*Dataset records on visual material*:

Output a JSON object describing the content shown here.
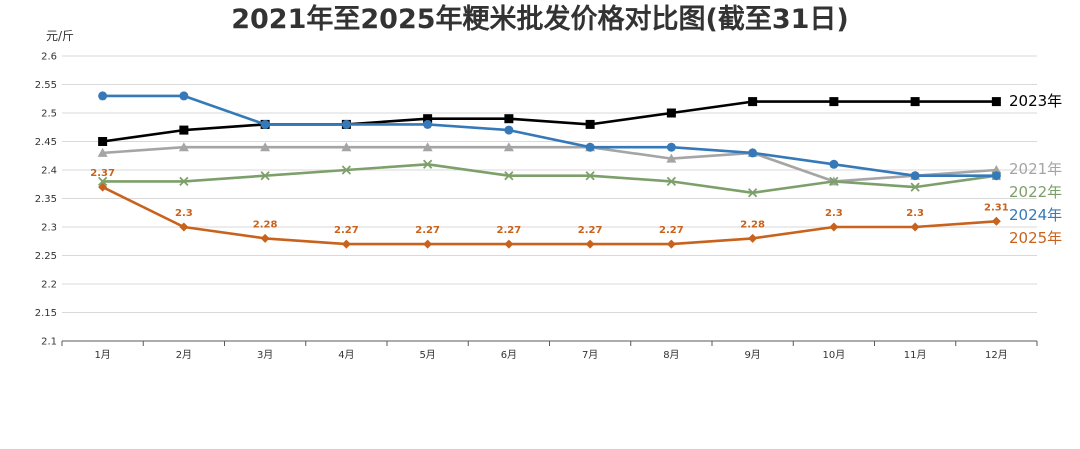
{
  "chart_data": {
    "type": "line",
    "title": "2021年至2025年粳米批发价格对比图(截至31日)",
    "ylabel": "元/斤",
    "xlabel": "",
    "ylim": [
      2.1,
      2.6
    ],
    "yticks": [
      "2.1",
      "2.15",
      "2.2",
      "2.25",
      "2.3",
      "2.35",
      "2.4",
      "2.45",
      "2.5",
      "2.55",
      "2.6"
    ],
    "categories": [
      "1月",
      "2月",
      "3月",
      "4月",
      "5月",
      "6月",
      "7月",
      "8月",
      "9月",
      "10月",
      "11月",
      "12月"
    ],
    "grid": "horizontal",
    "legend": "right, labels at line ends",
    "series": [
      {
        "name": "2023年",
        "color": "#000000",
        "marker": "square",
        "values": [
          2.45,
          2.47,
          2.48,
          2.48,
          2.49,
          2.49,
          2.48,
          2.5,
          2.52,
          2.52,
          2.52,
          2.52
        ]
      },
      {
        "name": "2021年",
        "color": "#a5a5a5",
        "marker": "triangle",
        "values": [
          2.43,
          2.44,
          2.44,
          2.44,
          2.44,
          2.44,
          2.44,
          2.42,
          2.43,
          2.38,
          2.39,
          2.4
        ]
      },
      {
        "name": "2022年",
        "color": "#7da06a",
        "marker": "x",
        "values": [
          2.38,
          2.38,
          2.39,
          2.4,
          2.41,
          2.39,
          2.39,
          2.38,
          2.36,
          2.38,
          2.37,
          2.39
        ]
      },
      {
        "name": "2024年",
        "color": "#3579b8",
        "marker": "circle",
        "values": [
          2.53,
          2.53,
          2.48,
          2.48,
          2.48,
          2.47,
          2.44,
          2.44,
          2.43,
          2.41,
          2.39,
          2.39
        ]
      },
      {
        "name": "2025年",
        "color": "#c8621c",
        "marker": "diamond",
        "show_values": true,
        "values": [
          2.37,
          2.3,
          2.28,
          2.27,
          2.27,
          2.27,
          2.27,
          2.27,
          2.28,
          2.3,
          2.3,
          2.31
        ],
        "value_labels": [
          "2.37",
          "2.3",
          "2.28",
          "2.27",
          "2.27",
          "2.27",
          "2.27",
          "2.27",
          "2.28",
          "2.3",
          "2.3",
          "2.31"
        ]
      }
    ]
  }
}
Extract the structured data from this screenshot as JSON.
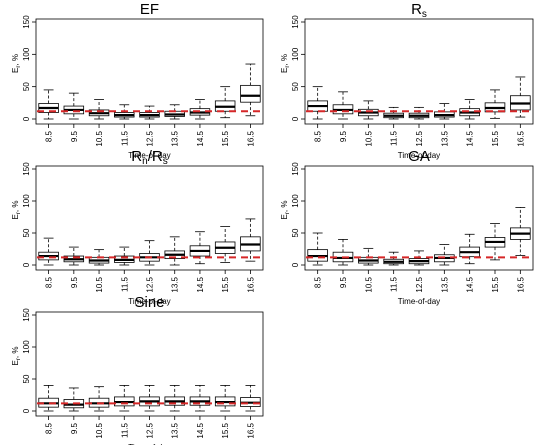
{
  "chart_data": [
    {
      "type": "box",
      "title": "EF",
      "xlabel": "Time-of-day",
      "ylabel": "E_r, %",
      "ylim": [
        0,
        150
      ],
      "yticks": [
        0,
        50,
        100,
        150
      ],
      "categories": [
        "8.5",
        "9.5",
        "10.5",
        "11.5",
        "12.5",
        "13.5",
        "14.5",
        "15.5",
        "16.5"
      ],
      "reference_line": 12,
      "boxes": [
        {
          "min": 0,
          "q1": 10,
          "median": 17,
          "q3": 24,
          "max": 45
        },
        {
          "min": 0,
          "q1": 8,
          "median": 14,
          "q3": 20,
          "max": 40
        },
        {
          "min": 0,
          "q1": 5,
          "median": 9,
          "q3": 14,
          "max": 30
        },
        {
          "min": 0,
          "q1": 3,
          "median": 6,
          "q3": 10,
          "max": 22
        },
        {
          "min": 0,
          "q1": 3,
          "median": 6,
          "q3": 10,
          "max": 20
        },
        {
          "min": 0,
          "q1": 4,
          "median": 7,
          "q3": 12,
          "max": 22
        },
        {
          "min": 0,
          "q1": 6,
          "median": 10,
          "q3": 16,
          "max": 30
        },
        {
          "min": 2,
          "q1": 12,
          "median": 19,
          "q3": 28,
          "max": 50
        },
        {
          "min": 5,
          "q1": 26,
          "median": 36,
          "q3": 52,
          "max": 85
        }
      ]
    },
    {
      "type": "box",
      "title": "R",
      "title_sub": "s",
      "xlabel": "Time-of-day",
      "ylabel": "E_r, %",
      "ylim": [
        0,
        150
      ],
      "yticks": [
        0,
        50,
        100,
        150
      ],
      "categories": [
        "8.5",
        "9.5",
        "10.5",
        "11.5",
        "12.5",
        "13.5",
        "14.5",
        "15.5",
        "16.5"
      ],
      "reference_line": 12,
      "boxes": [
        {
          "min": 0,
          "q1": 12,
          "median": 20,
          "q3": 28,
          "max": 50
        },
        {
          "min": 0,
          "q1": 8,
          "median": 14,
          "q3": 22,
          "max": 42
        },
        {
          "min": 0,
          "q1": 5,
          "median": 10,
          "q3": 15,
          "max": 28
        },
        {
          "min": 0,
          "q1": 2,
          "median": 5,
          "q3": 9,
          "max": 18
        },
        {
          "min": 0,
          "q1": 2,
          "median": 5,
          "q3": 9,
          "max": 18
        },
        {
          "min": 0,
          "q1": 3,
          "median": 6,
          "q3": 11,
          "max": 24
        },
        {
          "min": 0,
          "q1": 5,
          "median": 10,
          "q3": 16,
          "max": 30
        },
        {
          "min": 1,
          "q1": 11,
          "median": 17,
          "q3": 25,
          "max": 45
        },
        {
          "min": 3,
          "q1": 14,
          "median": 24,
          "q3": 36,
          "max": 65
        }
      ]
    },
    {
      "type": "box",
      "title": "R",
      "title_sub": "n",
      "title_rest": "/R",
      "title_sub2": "s",
      "xlabel": "Time-of-day",
      "ylabel": "E_r, %",
      "ylim": [
        0,
        150
      ],
      "yticks": [
        0,
        50,
        100,
        150
      ],
      "categories": [
        "8.5",
        "9.5",
        "10.5",
        "11.5",
        "12.5",
        "13.5",
        "14.5",
        "15.5",
        "16.5"
      ],
      "reference_line": 12,
      "boxes": [
        {
          "min": 0,
          "q1": 8,
          "median": 14,
          "q3": 20,
          "max": 42
        },
        {
          "min": 0,
          "q1": 5,
          "median": 9,
          "q3": 14,
          "max": 28
        },
        {
          "min": 0,
          "q1": 3,
          "median": 7,
          "q3": 12,
          "max": 24
        },
        {
          "min": 0,
          "q1": 4,
          "median": 8,
          "q3": 14,
          "max": 28
        },
        {
          "min": 0,
          "q1": 6,
          "median": 12,
          "q3": 18,
          "max": 38
        },
        {
          "min": 0,
          "q1": 10,
          "median": 16,
          "q3": 22,
          "max": 44
        },
        {
          "min": 2,
          "q1": 14,
          "median": 22,
          "q3": 30,
          "max": 52
        },
        {
          "min": 4,
          "q1": 18,
          "median": 27,
          "q3": 36,
          "max": 60
        },
        {
          "min": 6,
          "q1": 22,
          "median": 32,
          "q3": 44,
          "max": 72
        }
      ]
    },
    {
      "type": "box",
      "title": "GA",
      "xlabel": "Time-of-day",
      "ylabel": "E_r, %",
      "ylim": [
        0,
        150
      ],
      "yticks": [
        0,
        50,
        100,
        150
      ],
      "categories": [
        "8.5",
        "9.5",
        "10.5",
        "11.5",
        "12.5",
        "13.5",
        "14.5",
        "15.5",
        "16.5"
      ],
      "reference_line": 12,
      "boxes": [
        {
          "min": 0,
          "q1": 6,
          "median": 14,
          "q3": 24,
          "max": 50
        },
        {
          "min": 0,
          "q1": 5,
          "median": 11,
          "q3": 20,
          "max": 40
        },
        {
          "min": 0,
          "q1": 3,
          "median": 7,
          "q3": 12,
          "max": 26
        },
        {
          "min": 0,
          "q1": 2,
          "median": 5,
          "q3": 9,
          "max": 20
        },
        {
          "min": 0,
          "q1": 2,
          "median": 6,
          "q3": 10,
          "max": 22
        },
        {
          "min": 0,
          "q1": 5,
          "median": 11,
          "q3": 16,
          "max": 32
        },
        {
          "min": 2,
          "q1": 13,
          "median": 20,
          "q3": 28,
          "max": 48
        },
        {
          "min": 8,
          "q1": 28,
          "median": 36,
          "q3": 43,
          "max": 65
        },
        {
          "min": 15,
          "q1": 40,
          "median": 49,
          "q3": 58,
          "max": 90
        }
      ]
    },
    {
      "type": "box",
      "title": "Sine",
      "xlabel": "Time-of-day",
      "ylabel": "E_r, %",
      "ylim": [
        0,
        150
      ],
      "yticks": [
        0,
        50,
        100,
        150
      ],
      "categories": [
        "8.5",
        "9.5",
        "10.5",
        "11.5",
        "12.5",
        "13.5",
        "14.5",
        "15.5",
        "16.5"
      ],
      "reference_line": 12,
      "boxes": [
        {
          "min": 0,
          "q1": 6,
          "median": 12,
          "q3": 20,
          "max": 40
        },
        {
          "min": 0,
          "q1": 5,
          "median": 10,
          "q3": 18,
          "max": 36
        },
        {
          "min": 0,
          "q1": 6,
          "median": 12,
          "q3": 20,
          "max": 38
        },
        {
          "min": 0,
          "q1": 8,
          "median": 14,
          "q3": 22,
          "max": 40
        },
        {
          "min": 0,
          "q1": 8,
          "median": 15,
          "q3": 22,
          "max": 40
        },
        {
          "min": 0,
          "q1": 9,
          "median": 15,
          "q3": 22,
          "max": 40
        },
        {
          "min": 0,
          "q1": 9,
          "median": 15,
          "q3": 22,
          "max": 40
        },
        {
          "min": 0,
          "q1": 8,
          "median": 14,
          "q3": 22,
          "max": 40
        },
        {
          "min": 0,
          "q1": 7,
          "median": 13,
          "q3": 21,
          "max": 40
        }
      ]
    }
  ],
  "colors": {
    "reference_line": "#d62728",
    "box_stroke": "#000000",
    "box_fill": "#ffffff"
  }
}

*PROBLEM REQUIREMENTS*: Look through the data above. Copy every line with the string "JSON" in it.

*CORRECT RESPONSE*:
Output a JSON object describing the content shown here.
Extract the structured data from this screenshot as JSON.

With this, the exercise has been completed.